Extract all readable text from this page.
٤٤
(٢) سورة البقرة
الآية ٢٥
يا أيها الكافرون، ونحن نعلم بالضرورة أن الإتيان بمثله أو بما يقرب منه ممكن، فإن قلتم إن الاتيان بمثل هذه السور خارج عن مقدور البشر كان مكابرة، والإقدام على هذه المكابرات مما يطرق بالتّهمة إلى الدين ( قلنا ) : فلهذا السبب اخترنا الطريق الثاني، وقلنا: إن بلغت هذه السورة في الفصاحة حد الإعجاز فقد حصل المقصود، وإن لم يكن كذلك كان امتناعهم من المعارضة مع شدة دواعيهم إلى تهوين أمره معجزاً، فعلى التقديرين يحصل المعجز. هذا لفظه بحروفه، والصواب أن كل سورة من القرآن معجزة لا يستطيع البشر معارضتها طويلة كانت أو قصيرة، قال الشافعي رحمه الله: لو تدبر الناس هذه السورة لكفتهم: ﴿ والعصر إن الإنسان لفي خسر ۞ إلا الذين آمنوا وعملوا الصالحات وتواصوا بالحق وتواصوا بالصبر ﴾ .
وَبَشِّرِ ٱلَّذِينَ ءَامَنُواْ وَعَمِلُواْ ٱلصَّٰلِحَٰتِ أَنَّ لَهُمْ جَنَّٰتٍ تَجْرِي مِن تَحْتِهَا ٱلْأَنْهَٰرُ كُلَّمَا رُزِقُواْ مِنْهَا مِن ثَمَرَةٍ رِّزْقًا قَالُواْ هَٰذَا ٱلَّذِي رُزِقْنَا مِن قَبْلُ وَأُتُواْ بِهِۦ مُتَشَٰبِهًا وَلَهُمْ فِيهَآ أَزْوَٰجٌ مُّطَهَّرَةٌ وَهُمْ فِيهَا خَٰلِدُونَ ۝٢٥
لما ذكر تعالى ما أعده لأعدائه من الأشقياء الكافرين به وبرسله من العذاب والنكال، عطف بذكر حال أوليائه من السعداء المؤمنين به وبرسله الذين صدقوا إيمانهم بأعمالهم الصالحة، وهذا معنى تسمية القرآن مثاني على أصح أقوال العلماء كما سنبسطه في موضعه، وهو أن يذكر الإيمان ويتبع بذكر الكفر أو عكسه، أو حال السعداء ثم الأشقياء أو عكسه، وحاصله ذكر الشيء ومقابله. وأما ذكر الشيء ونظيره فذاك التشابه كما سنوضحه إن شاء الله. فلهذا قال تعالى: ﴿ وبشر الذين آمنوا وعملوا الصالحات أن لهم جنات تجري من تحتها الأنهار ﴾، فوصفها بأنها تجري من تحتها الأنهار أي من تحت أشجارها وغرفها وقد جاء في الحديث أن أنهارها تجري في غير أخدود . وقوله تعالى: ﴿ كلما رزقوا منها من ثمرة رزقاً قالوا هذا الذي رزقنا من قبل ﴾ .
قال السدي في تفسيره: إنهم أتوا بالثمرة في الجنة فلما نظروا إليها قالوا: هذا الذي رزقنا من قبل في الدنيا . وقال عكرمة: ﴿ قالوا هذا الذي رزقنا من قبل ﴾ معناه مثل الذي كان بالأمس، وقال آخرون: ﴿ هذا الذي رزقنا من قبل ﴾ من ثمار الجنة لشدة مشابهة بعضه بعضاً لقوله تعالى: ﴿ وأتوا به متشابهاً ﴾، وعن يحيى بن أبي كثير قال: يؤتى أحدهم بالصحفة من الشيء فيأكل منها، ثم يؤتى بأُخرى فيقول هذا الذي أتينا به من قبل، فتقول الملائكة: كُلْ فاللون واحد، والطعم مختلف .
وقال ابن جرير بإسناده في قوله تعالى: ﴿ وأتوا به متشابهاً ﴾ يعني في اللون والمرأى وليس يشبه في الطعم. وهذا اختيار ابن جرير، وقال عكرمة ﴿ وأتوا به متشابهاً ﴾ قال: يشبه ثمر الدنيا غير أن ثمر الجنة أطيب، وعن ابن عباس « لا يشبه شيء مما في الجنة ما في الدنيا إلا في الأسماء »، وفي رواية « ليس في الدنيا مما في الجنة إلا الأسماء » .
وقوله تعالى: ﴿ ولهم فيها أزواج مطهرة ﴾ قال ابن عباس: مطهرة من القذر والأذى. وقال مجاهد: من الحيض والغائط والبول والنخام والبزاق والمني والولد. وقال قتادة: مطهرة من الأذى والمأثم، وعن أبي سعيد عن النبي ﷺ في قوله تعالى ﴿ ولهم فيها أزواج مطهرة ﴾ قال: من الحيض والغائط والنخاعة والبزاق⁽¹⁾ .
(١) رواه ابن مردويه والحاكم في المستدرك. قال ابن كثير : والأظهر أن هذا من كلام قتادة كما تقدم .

___

-- What to work on --
Repeat back the data above, exact to the last character.

-- Solution to the problem --
Extract all readable text from this page.
٤٤
(٢) سورة البقرة
الآية ٢٥
يا أيها الكافرون، ونحن نعلم بالضرورة أن الإتيان بمثله أو بما يقرب منه ممكن، فإن قلتم إن الاتيان بمثل هذه السور خارج عن مقدور البشر كان مكابرة، والإقدام على هذه المكابرات مما يطرق بالتّهمة إلى الدين ( قلنا ) : فلهذا السبب اخترنا الطريق الثاني، وقلنا: إن بلغت هذه السورة في الفصاحة حد الإعجاز فقد حصل المقصود، وإن لم يكن كذلك كان امتناعهم من المعارضة مع شدة دواعيهم إلى تهوين أمره معجزاً، فعلى التقديرين يحصل المعجز. هذا لفظه بحروفه، والصواب أن كل سورة من القرآن معجزة لا يستطيع البشر معارضتها طويلة كانت أو قصيرة، قال الشافعي رحمه الله: لو تدبر الناس هذه السورة لكفتهم: ﴿ والعصر إن الإنسان لفي خسر ۞ إلا الذين آمنوا وعملوا الصالحات وتواصوا بالحق وتواصوا بالصبر ﴾ .
وَبَشِّرِ ٱلَّذِينَ ءَامَنُواْ وَعَمِلُواْ ٱلصَّٰلِحَٰتِ أَنَّ لَهُمْ جَنَّٰتٍ تَجْرِي مِن تَحْتِهَا ٱلْأَنْهَٰرُ كُلَّمَا رُزِقُواْ مِنْهَا مِن ثَمَرَةٍ رِّزْقًا قَالُواْ هَٰذَا ٱلَّذِي رُزِقْنَا مِن قَبْلُ وَأُتُواْ بِهِۦ مُتَشَٰبِهًا وَلَهُمْ فِيهَآ أَزْوَٰجٌ مُّطَهَّرَةٌ وَهُمْ فِيهَا خَٰلِدُونَ ۝٢٥
لما ذكر تعالى ما أعده لأعدائه من الأشقياء الكافرين به وبرسله من العذاب والنكال، عطف بذكر حال أوليائه من السعداء المؤمنين به وبرسله الذين صدقوا إيمانهم بأعمالهم الصالحة، وهذا معنى تسمية القرآن مثاني على أصح أقوال العلماء كما سنبسطه في موضعه، وهو أن يذكر الإيمان ويتبع بذكر الكفر أو عكسه، أو حال السعداء ثم الأشقياء أو عكسه، وحاصله ذكر الشيء ومقابله. وأما ذكر الشيء ونظيره فذاك التشابه كما سنوضحه إن شاء الله. فلهذا قال تعالى: ﴿ وبشر الذين آمنوا وعملوا الصالحات أن لهم جنات تجري من تحتها الأنهار ﴾، فوصفها بأنها تجري من تحتها الأنهار أي من تحت أشجارها وغرفها وقد جاء في الحديث أن أنهارها تجري في غير أخدود . وقوله تعالى: ﴿ كلما رزقوا منها من ثمرة رزقاً قالوا هذا الذي رزقنا من قبل ﴾ .
قال السدي في تفسيره: إنهم أتوا بالثمرة في الجنة فلما نظروا إليها قالوا: هذا الذي رزقنا من قبل في الدنيا . وقال عكرمة: ﴿ قالوا هذا الذي رزقنا من قبل ﴾ معناه مثل الذي كان بالأمس، وقال آخرون: ﴿ هذا الذي رزقنا من قبل ﴾ من ثمار الجنة لشدة مشابهة بعضه بعضاً لقوله تعالى: ﴿ وأتوا به متشابهاً ﴾، وعن يحيى بن أبي كثير قال: يؤتى أحدهم بالصحفة من الشيء فيأكل منها، ثم يؤتى بأُخرى فيقول هذا الذي أتينا به من قبل، فتقول الملائكة: كُلْ فاللون واحد، والطعم مختلف .
وقال ابن جرير بإسناده في قوله تعالى: ﴿ وأتوا به متشابهاً ﴾ يعني في اللون والمرأى وليس يشبه في الطعم. وهذا اختيار ابن جرير، وقال عكرمة ﴿ وأتوا به متشابهاً ﴾ قال: يشبه ثمر الدنيا غير أن ثمر الجنة أطيب، وعن ابن عباس « لا يشبه شيء مما في الجنة ما في الدنيا إلا في الأسماء »، وفي رواية « ليس في الدنيا مما في الجنة إلا الأسماء » .
وقوله تعالى: ﴿ ولهم فيها أزواج مطهرة ﴾ قال ابن عباس: مطهرة من القذر والأذى. وقال مجاهد: من الحيض والغائط والبول والنخام والبزاق والمني والولد. وقال قتادة: مطهرة من الأذى والمأثم، وعن أبي سعيد عن النبي ﷺ في قوله تعالى ﴿ ولهم فيها أزواج مطهرة ﴾ قال: من الحيض والغائط والنخاعة والبزاق⁽¹⁾ .
(١) رواه ابن مردويه والحاكم في المستدرك. قال ابن كثير : والأظهر أن هذا من كلام قتادة كما تقدم .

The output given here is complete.